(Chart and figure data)

+++++

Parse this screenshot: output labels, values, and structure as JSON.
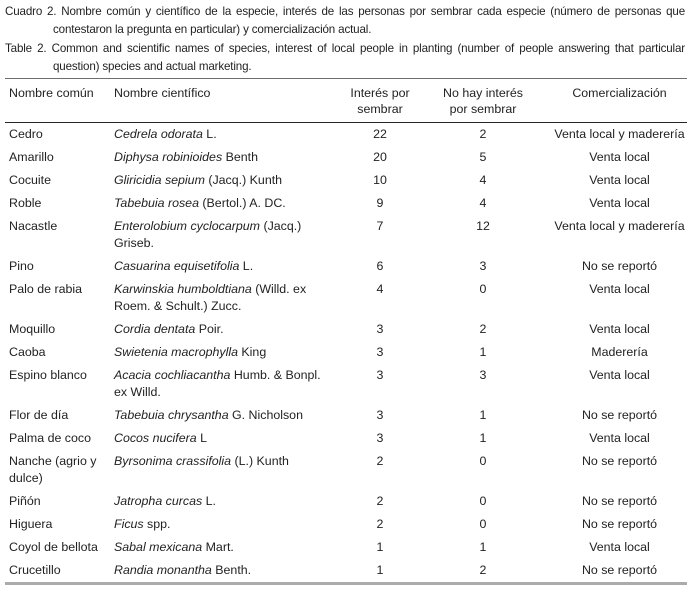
{
  "captions": {
    "spanish": "Cuadro 2. Nombre común y científico de la especie, interés de las personas por sembrar cada especie (número de personas que contestaron la pregunta en particular) y comercialización actual.",
    "english": "Table 2. Common and scientific names of species, interest of local people in planting (number of people answering that particular question) species and actual marketing."
  },
  "table": {
    "headers": {
      "common": "Nombre común",
      "scientific": "Nombre científico",
      "interest": "Interés por sembrar",
      "no_interest": "No hay interés por sembrar",
      "marketing": "Comercialización"
    },
    "rows": [
      {
        "common": "Cedro",
        "sci_italic": "Cedrela odorata",
        "sci_rest": " L.",
        "interest": "22",
        "no_interest": "2",
        "marketing": "Venta local y maderería"
      },
      {
        "common": "Amarillo",
        "sci_italic": "Diphysa robinioides",
        "sci_rest": " Benth",
        "interest": "20",
        "no_interest": "5",
        "marketing": "Venta local"
      },
      {
        "common": "Cocuite",
        "sci_italic": "Gliricidia sepium",
        "sci_rest": " (Jacq.) Kunth",
        "interest": "10",
        "no_interest": "4",
        "marketing": "Venta local"
      },
      {
        "common": "Roble",
        "sci_italic": "Tabebuia rosea",
        "sci_rest": " (Bertol.) A. DC.",
        "interest": "9",
        "no_interest": "4",
        "marketing": "Venta local"
      },
      {
        "common": "Nacastle",
        "sci_italic": "Enterolobium cyclocarpum",
        "sci_rest": " (Jacq.) Griseb.",
        "interest": "7",
        "no_interest": "12",
        "marketing": "Venta local y maderería"
      },
      {
        "common": "Pino",
        "sci_italic": "Casuarina equisetifolia",
        "sci_rest": " L.",
        "interest": "6",
        "no_interest": "3",
        "marketing": "No se reportó"
      },
      {
        "common": "Palo de rabia",
        "sci_italic": "Karwinskia humboldtiana",
        "sci_rest": " (Willd. ex Roem. & Schult.) Zucc.",
        "interest": "4",
        "no_interest": "0",
        "marketing": "Venta local"
      },
      {
        "common": "Moquillo",
        "sci_italic": "Cordia dentata",
        "sci_rest": " Poir.",
        "interest": "3",
        "no_interest": "2",
        "marketing": "Venta local"
      },
      {
        "common": "Caoba",
        "sci_italic": "Swietenia macrophylla",
        "sci_rest": " King",
        "interest": "3",
        "no_interest": "1",
        "marketing": "Maderería"
      },
      {
        "common": "Espino blanco",
        "sci_italic": "Acacia cochliacantha",
        "sci_rest": " Humb. & Bonpl. ex Willd.",
        "interest": "3",
        "no_interest": "3",
        "marketing": "Venta local"
      },
      {
        "common": "Flor de día",
        "sci_italic": "Tabebuia chrysantha",
        "sci_rest": " G. Nicholson",
        "interest": "3",
        "no_interest": "1",
        "marketing": "No se reportó"
      },
      {
        "common": "Palma de coco",
        "sci_italic": "Cocos nucifera",
        "sci_rest": " L",
        "interest": "3",
        "no_interest": "1",
        "marketing": "Venta local"
      },
      {
        "common": "Nanche (agrio y dulce)",
        "sci_italic": "Byrsonima crassifolia",
        "sci_rest": " (L.) Kunth",
        "interest": "2",
        "no_interest": "0",
        "marketing": "No se reportó"
      },
      {
        "common": "Piñón",
        "sci_italic": "Jatropha curcas",
        "sci_rest": " L.",
        "interest": "2",
        "no_interest": "0",
        "marketing": "No se reportó"
      },
      {
        "common": "Higuera",
        "sci_italic": "Ficus",
        "sci_rest": " spp.",
        "interest": "2",
        "no_interest": "0",
        "marketing": "No se reportó"
      },
      {
        "common": "Coyol de bellota",
        "sci_italic": "Sabal mexicana",
        "sci_rest": " Mart.",
        "interest": "1",
        "no_interest": "1",
        "marketing": "Venta local"
      },
      {
        "common": "Crucetillo",
        "sci_italic": "Randia monantha",
        "sci_rest": " Benth.",
        "interest": "1",
        "no_interest": "2",
        "marketing": "No se reportó"
      }
    ]
  }
}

+++++

> **GOAL**
For the data above, state how many lines contain "científico"; the number is the whole answer.

> **WRITTEN SOLUTION**
2